## To do
Copy out all lines with the word "image" in them.

[Saved data entries]
start

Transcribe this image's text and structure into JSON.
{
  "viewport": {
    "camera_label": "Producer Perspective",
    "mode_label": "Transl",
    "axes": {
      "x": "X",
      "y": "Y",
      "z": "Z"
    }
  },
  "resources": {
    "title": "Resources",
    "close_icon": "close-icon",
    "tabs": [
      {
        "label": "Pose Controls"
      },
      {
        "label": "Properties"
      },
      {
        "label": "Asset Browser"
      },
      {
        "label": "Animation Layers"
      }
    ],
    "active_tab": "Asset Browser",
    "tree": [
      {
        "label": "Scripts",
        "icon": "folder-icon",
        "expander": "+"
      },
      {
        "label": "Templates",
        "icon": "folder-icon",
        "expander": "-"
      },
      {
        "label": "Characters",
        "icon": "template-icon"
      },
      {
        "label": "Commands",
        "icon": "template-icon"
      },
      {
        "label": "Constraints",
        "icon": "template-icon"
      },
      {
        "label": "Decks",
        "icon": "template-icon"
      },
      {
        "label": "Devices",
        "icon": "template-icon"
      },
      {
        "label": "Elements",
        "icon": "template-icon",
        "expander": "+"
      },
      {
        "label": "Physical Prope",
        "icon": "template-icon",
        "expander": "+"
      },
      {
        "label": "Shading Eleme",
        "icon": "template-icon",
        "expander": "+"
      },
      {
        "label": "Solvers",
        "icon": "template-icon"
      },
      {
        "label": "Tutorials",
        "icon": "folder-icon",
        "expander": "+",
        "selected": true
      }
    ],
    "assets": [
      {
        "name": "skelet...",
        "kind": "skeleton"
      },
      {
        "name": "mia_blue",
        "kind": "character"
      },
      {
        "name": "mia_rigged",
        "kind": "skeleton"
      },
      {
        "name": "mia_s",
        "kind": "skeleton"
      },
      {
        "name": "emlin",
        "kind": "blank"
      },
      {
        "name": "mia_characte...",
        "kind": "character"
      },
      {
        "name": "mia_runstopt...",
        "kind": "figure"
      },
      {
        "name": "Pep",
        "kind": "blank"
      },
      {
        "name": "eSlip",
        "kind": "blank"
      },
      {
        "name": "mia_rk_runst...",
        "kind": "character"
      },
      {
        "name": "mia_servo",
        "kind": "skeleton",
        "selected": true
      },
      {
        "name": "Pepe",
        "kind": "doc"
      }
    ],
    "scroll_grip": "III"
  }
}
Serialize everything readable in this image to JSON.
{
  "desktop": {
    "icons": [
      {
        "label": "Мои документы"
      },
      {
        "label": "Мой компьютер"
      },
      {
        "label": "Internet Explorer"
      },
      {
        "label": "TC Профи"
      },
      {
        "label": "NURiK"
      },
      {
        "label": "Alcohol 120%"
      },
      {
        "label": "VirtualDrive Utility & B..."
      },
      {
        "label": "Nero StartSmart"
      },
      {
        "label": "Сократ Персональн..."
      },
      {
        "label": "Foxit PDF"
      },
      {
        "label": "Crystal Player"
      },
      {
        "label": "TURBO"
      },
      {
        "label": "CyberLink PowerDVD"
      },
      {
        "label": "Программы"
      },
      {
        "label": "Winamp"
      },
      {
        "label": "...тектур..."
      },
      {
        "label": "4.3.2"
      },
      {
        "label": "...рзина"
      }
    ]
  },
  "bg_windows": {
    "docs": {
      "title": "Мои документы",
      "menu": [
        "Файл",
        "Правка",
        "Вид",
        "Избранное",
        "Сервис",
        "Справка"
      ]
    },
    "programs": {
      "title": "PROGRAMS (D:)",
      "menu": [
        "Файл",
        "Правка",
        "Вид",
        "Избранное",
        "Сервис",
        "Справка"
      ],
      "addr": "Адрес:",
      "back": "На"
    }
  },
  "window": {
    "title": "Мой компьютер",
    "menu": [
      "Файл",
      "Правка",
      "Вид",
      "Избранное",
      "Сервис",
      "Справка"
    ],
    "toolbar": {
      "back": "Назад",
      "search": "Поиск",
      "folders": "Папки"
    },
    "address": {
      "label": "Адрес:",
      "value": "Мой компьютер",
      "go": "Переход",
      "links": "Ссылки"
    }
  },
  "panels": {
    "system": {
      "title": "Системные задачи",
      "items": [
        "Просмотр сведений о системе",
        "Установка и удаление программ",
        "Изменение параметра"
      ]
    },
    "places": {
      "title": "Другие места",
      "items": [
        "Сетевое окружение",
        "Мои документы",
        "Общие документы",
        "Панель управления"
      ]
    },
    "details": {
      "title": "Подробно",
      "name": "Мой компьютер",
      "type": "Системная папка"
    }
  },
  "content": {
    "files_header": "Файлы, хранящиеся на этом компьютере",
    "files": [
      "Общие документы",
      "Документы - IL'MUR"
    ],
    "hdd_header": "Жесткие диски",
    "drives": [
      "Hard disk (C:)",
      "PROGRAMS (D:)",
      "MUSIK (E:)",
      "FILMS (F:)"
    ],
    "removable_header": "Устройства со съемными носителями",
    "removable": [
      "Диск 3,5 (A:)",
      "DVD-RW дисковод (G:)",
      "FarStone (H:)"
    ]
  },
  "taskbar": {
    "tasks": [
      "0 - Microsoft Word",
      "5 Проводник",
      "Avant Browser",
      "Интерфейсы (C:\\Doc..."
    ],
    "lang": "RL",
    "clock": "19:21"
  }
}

end

## Result
Transcribe this image's text and structure into JSON.
Serialize everything readable in this image to JSON.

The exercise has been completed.